• Set of tasks:
(1) From the climate essay, list everything that the sentence beginning "Well the problem is" names as being advertised.
(2) Write the next part of the climate essay, picking up right after its closing question.

We are assured by the most reliable scientific evidence available that even
if every activity that’s releasing carbon into our atmosphere were to cease
right now this minute, it is already too late to prevent increasing
instability of the global climate reaching well into the future. An
intelligent species would have woken up to smell the coffee long ago.
Business as usual. Carry on. Nothing to see here.
The problem? Well the problem is that everywhere I look, I see ‘business as
usual’; adverts for dead flesh, adverts for eggs, adverts for dairy
products; adverts for holidays abroad and cruises and cars. Even adverts
calling for lukewarm watered-down half-measures that speak of how ‘future
generations’ will look back on the events of the present day are an exercise
in outright dishonesty. Lukewarm watered-down half measures mean that there
may not even BE future generations of our species left to reflect on our
failings. Those who remain will be battling a world where the challenges are
exponentially worse than today – they won’t be sitting musing about who to
blame at their computers – a pastime that is still available for some of us.
They’ll be trying to find shelter and heat and food in a place that isn’t
flooded or burnt. That’s the reality.
As usual, animal agriculture, which alongside fossil fuels is one of the
main culprits for the catastrophe that is crashing down over us all, is
still preaching their message of denial, and individual consumers are so
busy blaming someone else that far too few are squaring up to the moral
obligation to take personal responsibility for the activities that got us
here in the first place by stopping paying for them to continue.
Are we too late?
I couldn’t begin to list every violation, every atrocity, every affront to
decency that surrounds us and is contributing to the plight of our host
planet and those who call it home. We all need to think for ourselves – we
all need to face our own eyes when we look in a mirror. We have to
acknowledge the very real likelihood that we won’t be able to save the world
but I suppose it comes down to the kind of person that each of us is. Do we
give in under pressure or do we decide to keep on trying and go down
fighting if we must?

• Source material:
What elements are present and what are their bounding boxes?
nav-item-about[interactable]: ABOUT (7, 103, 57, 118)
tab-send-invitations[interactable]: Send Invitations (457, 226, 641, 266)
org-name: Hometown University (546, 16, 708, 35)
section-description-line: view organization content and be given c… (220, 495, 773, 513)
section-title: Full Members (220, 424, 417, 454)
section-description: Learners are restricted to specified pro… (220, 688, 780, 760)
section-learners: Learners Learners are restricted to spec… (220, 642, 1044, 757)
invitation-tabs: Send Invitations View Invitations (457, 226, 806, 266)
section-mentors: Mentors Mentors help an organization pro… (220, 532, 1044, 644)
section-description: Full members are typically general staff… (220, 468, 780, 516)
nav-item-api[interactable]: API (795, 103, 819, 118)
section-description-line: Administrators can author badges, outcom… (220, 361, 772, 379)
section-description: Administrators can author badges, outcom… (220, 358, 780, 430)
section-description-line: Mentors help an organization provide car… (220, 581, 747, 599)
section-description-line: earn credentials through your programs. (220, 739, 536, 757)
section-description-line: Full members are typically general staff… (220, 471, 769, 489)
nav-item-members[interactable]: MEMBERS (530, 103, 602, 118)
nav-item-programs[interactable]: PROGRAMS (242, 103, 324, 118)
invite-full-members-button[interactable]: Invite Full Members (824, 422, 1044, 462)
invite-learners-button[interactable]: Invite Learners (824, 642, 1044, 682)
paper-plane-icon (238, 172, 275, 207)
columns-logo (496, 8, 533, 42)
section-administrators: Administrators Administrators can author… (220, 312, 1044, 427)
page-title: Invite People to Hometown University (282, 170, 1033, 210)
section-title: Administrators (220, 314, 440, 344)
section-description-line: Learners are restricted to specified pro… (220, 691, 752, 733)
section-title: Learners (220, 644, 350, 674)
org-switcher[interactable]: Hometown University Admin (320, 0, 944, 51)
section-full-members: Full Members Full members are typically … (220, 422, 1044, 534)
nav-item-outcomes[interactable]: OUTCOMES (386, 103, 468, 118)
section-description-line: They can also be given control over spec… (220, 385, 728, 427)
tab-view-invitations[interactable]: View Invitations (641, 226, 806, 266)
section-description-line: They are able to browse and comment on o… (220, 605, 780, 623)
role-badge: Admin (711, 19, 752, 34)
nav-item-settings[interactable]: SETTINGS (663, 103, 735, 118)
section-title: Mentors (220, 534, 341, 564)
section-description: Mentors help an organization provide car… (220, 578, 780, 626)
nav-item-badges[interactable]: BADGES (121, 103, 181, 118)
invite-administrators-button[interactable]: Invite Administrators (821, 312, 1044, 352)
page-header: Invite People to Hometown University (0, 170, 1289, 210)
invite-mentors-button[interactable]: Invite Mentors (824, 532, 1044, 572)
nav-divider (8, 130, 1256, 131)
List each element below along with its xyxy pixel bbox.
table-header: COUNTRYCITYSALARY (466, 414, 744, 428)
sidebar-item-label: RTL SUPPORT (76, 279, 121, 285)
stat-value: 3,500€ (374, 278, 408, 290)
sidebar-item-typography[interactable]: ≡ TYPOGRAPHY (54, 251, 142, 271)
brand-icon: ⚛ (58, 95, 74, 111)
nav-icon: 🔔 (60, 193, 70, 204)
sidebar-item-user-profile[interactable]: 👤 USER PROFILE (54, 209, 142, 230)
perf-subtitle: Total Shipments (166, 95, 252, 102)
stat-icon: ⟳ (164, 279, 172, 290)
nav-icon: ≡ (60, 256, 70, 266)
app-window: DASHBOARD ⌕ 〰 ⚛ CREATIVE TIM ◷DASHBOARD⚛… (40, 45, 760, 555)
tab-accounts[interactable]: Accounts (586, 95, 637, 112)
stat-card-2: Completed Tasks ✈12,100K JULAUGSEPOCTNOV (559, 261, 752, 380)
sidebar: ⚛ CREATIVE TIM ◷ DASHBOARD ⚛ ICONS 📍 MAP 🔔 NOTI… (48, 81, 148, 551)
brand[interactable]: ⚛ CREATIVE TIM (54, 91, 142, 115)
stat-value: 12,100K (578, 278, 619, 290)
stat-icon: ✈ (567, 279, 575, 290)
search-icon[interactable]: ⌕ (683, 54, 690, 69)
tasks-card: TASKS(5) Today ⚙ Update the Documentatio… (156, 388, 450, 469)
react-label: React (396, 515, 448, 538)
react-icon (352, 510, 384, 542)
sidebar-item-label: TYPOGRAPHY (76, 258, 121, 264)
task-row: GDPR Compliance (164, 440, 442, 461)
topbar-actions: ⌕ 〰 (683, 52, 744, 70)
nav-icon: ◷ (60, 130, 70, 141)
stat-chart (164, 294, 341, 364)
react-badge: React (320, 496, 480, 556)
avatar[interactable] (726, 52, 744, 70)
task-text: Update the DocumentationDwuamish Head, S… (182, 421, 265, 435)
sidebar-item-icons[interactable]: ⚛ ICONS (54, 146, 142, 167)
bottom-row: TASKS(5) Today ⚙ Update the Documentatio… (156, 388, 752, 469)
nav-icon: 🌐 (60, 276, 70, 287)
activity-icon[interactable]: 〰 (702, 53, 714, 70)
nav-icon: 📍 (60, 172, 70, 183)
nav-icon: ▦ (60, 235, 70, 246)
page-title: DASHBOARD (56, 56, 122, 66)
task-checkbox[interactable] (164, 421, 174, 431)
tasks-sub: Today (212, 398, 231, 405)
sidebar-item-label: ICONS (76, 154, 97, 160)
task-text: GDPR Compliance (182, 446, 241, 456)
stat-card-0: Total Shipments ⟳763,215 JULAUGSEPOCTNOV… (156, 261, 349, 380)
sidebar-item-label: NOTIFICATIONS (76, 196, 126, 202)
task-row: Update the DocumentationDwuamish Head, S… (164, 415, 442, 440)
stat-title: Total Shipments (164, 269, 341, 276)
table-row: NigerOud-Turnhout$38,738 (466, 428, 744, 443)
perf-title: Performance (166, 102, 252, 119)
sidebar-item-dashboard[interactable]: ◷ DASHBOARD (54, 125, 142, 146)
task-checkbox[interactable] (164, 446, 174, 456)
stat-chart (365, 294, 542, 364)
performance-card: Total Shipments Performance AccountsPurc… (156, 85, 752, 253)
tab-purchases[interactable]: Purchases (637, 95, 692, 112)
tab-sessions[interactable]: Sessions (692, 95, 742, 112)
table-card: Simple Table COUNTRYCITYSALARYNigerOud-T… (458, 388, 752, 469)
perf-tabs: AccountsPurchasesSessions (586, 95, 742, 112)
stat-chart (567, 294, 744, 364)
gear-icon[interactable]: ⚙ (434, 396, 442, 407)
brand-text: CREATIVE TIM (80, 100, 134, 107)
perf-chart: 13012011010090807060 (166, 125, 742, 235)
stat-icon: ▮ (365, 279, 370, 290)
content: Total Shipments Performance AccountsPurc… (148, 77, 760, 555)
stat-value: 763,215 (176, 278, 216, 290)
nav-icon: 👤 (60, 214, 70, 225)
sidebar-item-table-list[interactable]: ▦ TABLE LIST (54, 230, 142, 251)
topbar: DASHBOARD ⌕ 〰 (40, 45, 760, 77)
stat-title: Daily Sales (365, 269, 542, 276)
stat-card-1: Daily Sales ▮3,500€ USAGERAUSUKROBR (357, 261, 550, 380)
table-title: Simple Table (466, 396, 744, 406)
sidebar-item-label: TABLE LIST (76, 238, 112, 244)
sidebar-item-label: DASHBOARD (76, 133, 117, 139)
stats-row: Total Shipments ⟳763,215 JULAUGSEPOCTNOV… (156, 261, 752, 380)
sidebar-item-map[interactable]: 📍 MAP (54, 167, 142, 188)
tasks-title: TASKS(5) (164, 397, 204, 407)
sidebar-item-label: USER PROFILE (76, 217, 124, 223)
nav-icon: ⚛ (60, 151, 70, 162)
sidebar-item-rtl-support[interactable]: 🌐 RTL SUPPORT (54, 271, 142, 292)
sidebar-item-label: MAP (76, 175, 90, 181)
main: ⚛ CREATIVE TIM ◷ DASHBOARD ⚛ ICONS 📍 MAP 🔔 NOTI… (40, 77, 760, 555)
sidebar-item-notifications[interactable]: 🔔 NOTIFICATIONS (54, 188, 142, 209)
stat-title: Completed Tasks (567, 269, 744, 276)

• Task results:
(1) Dead flesh, eggs, dairy products, holidays abroad, cruises, cars

(2)
The world we are destroying belongs to our victims every bit as much as it
ever belonged to us. As we saw off the branch our species is sitting on, we
must remember that our victims are sitting alongside us, helpless passengers
on our journey to ruin.
Is it too late to make a difference? I’ll admit it probably is. I’ve had
some tell me that they think it’s all over so what’s the point of doing
anything at all? I’ve heard it said that the world would be better off
without humans – a speciesist viewpoint if ever there was one. We are
animals too. And besides, we’re talking about events that affect all Earth’s
inhabitants. Not just humans. I find it ironic that the moment apathy starts
to crack, we find defeatism close on its heels. But never before has the
conversation in Tolkien’s Lord of the Rings seemed so apt:
“I wish it need not have happened in my time.”
“And so do all who live to see such times. But that is not for them to
decide. All we have to decide is what to do with the time that is given us.”
What is everything in the world worth to you?
Whatever the future holds, this truly is the fight of our lives. As
individuals we can do nothing less than live true to the values we believe
in, respecting and valuing each other, our families and our friends of all
species. Holding these values means that as an absolute minimum we must stop
being nonvegan.
Then at least we can meet our own eyes in the mirror and know that we’re
doing our best for as long as we possibly can because we have everything in
the world to fight for. I hope to find the strength to do that. Do you?